**The task:**
Can the data below be echoed back word for word?

------ Input rows ------

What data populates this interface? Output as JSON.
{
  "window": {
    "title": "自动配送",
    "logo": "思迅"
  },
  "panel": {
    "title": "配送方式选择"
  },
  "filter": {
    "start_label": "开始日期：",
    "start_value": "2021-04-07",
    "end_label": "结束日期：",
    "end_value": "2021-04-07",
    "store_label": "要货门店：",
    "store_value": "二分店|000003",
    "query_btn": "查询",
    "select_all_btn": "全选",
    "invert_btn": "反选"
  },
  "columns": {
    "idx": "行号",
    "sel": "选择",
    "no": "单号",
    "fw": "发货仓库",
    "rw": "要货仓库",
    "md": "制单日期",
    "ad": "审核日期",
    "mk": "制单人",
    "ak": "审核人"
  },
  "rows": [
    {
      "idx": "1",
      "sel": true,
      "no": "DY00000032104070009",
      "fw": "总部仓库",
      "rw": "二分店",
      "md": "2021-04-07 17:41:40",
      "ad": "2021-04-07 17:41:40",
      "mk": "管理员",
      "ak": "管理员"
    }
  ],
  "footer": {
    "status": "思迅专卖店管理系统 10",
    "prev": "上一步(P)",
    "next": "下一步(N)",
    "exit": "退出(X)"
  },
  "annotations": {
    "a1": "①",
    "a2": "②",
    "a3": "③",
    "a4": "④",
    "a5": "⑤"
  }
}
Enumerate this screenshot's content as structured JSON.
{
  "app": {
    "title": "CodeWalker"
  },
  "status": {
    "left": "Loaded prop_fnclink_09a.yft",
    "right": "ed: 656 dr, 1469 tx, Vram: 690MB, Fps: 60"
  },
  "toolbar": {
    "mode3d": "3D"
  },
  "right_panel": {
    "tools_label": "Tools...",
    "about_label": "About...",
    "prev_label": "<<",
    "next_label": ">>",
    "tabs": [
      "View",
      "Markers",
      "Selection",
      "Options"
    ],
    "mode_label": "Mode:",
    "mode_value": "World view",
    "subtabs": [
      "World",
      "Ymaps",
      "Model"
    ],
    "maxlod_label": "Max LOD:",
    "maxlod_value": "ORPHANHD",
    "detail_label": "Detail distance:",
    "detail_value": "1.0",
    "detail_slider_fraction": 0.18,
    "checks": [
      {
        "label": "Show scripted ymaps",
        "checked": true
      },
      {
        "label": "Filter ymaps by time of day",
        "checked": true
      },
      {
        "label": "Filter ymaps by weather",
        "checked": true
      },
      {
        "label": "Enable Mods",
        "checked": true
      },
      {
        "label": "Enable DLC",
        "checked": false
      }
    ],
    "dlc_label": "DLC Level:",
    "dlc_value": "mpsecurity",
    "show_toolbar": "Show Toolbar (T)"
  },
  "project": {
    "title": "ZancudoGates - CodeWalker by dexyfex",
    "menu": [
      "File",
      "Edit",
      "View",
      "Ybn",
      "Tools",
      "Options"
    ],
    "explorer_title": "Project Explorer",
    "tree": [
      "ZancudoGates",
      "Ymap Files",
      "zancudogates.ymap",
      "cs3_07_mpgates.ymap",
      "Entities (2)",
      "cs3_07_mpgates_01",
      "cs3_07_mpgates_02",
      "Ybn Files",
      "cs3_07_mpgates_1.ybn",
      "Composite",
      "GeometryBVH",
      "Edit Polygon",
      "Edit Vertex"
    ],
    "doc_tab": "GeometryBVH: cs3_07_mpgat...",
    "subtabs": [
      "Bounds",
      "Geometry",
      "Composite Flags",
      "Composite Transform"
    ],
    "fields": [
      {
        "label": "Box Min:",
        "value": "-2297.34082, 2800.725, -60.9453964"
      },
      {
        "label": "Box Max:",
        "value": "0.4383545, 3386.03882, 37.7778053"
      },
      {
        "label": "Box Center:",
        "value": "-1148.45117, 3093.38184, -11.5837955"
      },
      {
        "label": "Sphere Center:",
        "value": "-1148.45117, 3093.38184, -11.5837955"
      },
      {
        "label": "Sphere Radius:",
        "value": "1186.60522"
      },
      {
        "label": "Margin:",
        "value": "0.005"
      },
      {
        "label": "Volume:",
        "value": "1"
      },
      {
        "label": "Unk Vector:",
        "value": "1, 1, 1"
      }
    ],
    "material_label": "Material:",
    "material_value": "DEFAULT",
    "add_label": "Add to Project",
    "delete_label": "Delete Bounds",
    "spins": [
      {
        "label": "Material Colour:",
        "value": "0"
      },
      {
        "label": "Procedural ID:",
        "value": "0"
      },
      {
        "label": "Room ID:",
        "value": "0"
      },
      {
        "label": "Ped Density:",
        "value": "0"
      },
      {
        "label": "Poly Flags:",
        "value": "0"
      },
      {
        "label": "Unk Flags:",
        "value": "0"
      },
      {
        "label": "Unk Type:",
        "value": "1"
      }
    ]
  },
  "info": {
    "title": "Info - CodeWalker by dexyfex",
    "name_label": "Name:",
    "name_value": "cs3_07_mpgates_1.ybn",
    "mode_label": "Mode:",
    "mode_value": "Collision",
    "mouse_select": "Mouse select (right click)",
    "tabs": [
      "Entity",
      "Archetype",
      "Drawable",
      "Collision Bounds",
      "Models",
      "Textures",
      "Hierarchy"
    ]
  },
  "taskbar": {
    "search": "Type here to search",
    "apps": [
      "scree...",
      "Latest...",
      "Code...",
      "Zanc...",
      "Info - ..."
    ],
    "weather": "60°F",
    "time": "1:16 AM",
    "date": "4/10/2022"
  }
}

------

**Answer for the task:**
What data populates this interface? Output as JSON.
{
  "window": {
    "title": "自动配送",
    "logo": "思迅"
  },
  "panel": {
    "title": "配送方式选择"
  },
  "filter": {
    "start_label": "开始日期：",
    "start_value": "2021-04-07",
    "end_label": "结束日期：",
    "end_value": "2021-04-07",
    "store_label": "要货门店：",
    "store_value": "二分店|000003",
    "query_btn": "查询",
    "select_all_btn": "全选",
    "invert_btn": "反选"
  },
  "columns": {
    "idx": "行号",
    "sel": "选择",
    "no": "单号",
    "fw": "发货仓库",
    "rw": "要货仓库",
    "md": "制单日期",
    "ad": "审核日期",
    "mk": "制单人",
    "ak": "审核人"
  },
  "rows": [
    {
      "idx": "1",
      "sel": true,
      "no": "DY00000032104070009",
      "fw": "总部仓库",
      "rw": "二分店",
      "md": "2021-04-07 17:41:40",
      "ad": "2021-04-07 17:41:40",
      "mk": "管理员",
      "ak": "管理员"
    }
  ],
  "footer": {
    "status": "思迅专卖店管理系统 10",
    "prev": "上一步(P)",
    "next": "下一步(N)",
    "exit": "退出(X)"
  },
  "annotations": {
    "a1": "①",
    "a2": "②",
    "a3": "③",
    "a4": "④",
    "a5": "⑤"
  }
}
Enumerate this screenshot's content as structured JSON.
{
  "app": {
    "title": "CodeWalker"
  },
  "status": {
    "left": "Loaded prop_fnclink_09a.yft",
    "right": "ed: 656 dr, 1469 tx, Vram: 690MB, Fps: 60"
  },
  "toolbar": {
    "mode3d": "3D"
  },
  "right_panel": {
    "tools_label": "Tools...",
    "about_label": "About...",
    "prev_label": "<<",
    "next_label": ">>",
    "tabs": [
      "View",
      "Markers",
      "Selection",
      "Options"
    ],
    "mode_label": "Mode:",
    "mode_value": "World view",
    "subtabs": [
      "World",
      "Ymaps",
      "Model"
    ],
    "maxlod_label": "Max LOD:",
    "maxlod_value": "ORPHANHD",
    "detail_label": "Detail distance:",
    "detail_value": "1.0",
    "detail_slider_fraction": 0.18,
    "checks": [
      {
        "label": "Show scripted ymaps",
        "checked": true
      },
      {
        "label": "Filter ymaps by time of day",
        "checked": true
      },
      {
        "label": "Filter ymaps by weather",
        "checked": true
      },
      {
        "label": "Enable Mods",
        "checked": true
      },
      {
        "label": "Enable DLC",
        "checked": false
      }
    ],
    "dlc_label": "DLC Level:",
    "dlc_value": "mpsecurity",
    "show_toolbar": "Show Toolbar (T)"
  },
  "project": {
    "title": "ZancudoGates - CodeWalker by dexyfex",
    "menu": [
      "File",
      "Edit",
      "View",
      "Ybn",
      "Tools",
      "Options"
    ],
    "explorer_title": "Project Explorer",
    "tree": [
      "ZancudoGates",
      "Ymap Files",
      "zancudogates.ymap",
      "cs3_07_mpgates.ymap",
      "Entities (2)",
      "cs3_07_mpgates_01",
      "cs3_07_mpgates_02",
      "Ybn Files",
      "cs3_07_mpgates_1.ybn",
      "Composite",
      "GeometryBVH",
      "Edit Polygon",
      "Edit Vertex"
    ],
    "doc_tab": "GeometryBVH: cs3_07_mpgat...",
    "subtabs": [
      "Bounds",
      "Geometry",
      "Composite Flags",
      "Composite Transform"
    ],
    "fields": [
      {
        "label": "Box Min:",
        "value": "-2297.34082, 2800.725, -60.9453964"
      },
      {
        "label": "Box Max:",
        "value": "0.4383545, 3386.03882, 37.7778053"
      },
      {
        "label": "Box Center:",
        "value": "-1148.45117, 3093.38184, -11.5837955"
      },
      {
        "label": "Sphere Center:",
        "value": "-1148.45117, 3093.38184, -11.5837955"
      },
      {
        "label": "Sphere Radius:",
        "value": "1186.60522"
      },
      {
        "label": "Margin:",
        "value": "0.005"
      },
      {
        "label": "Volume:",
        "value": "1"
      },
      {
        "label": "Unk Vector:",
        "value": "1, 1, 1"
      }
    ],
    "material_label": "Material:",
    "material_value": "DEFAULT",
    "add_label": "Add to Project",
    "delete_label": "Delete Bounds",
    "spins": [
      {
        "label": "Material Colour:",
        "value": "0"
      },
      {
        "label": "Procedural ID:",
        "value": "0"
      },
      {
        "label": "Room ID:",
        "value": "0"
      },
      {
        "label": "Ped Density:",
        "value": "0"
      },
      {
        "label": "Poly Flags:",
        "value": "0"
      },
      {
        "label": "Unk Flags:",
        "value": "0"
      },
      {
        "label": "Unk Type:",
        "value": "1"
      }
    ]
  },
  "info": {
    "title": "Info - CodeWalker by dexyfex",
    "name_label": "Name:",
    "name_value": "cs3_07_mpgates_1.ybn",
    "mode_label": "Mode:",
    "mode_value": "Collision",
    "mouse_select": "Mouse select (right click)",
    "tabs": [
      "Entity",
      "Archetype",
      "Drawable",
      "Collision Bounds",
      "Models",
      "Textures",
      "Hierarchy"
    ]
  },
  "taskbar": {
    "search": "Type here to search",
    "apps": [
      "scree...",
      "Latest...",
      "Code...",
      "Zanc...",
      "Info - ..."
    ],
    "weather": "60°F",
    "time": "1:16 AM",
    "date": "4/10/2022"
  }
}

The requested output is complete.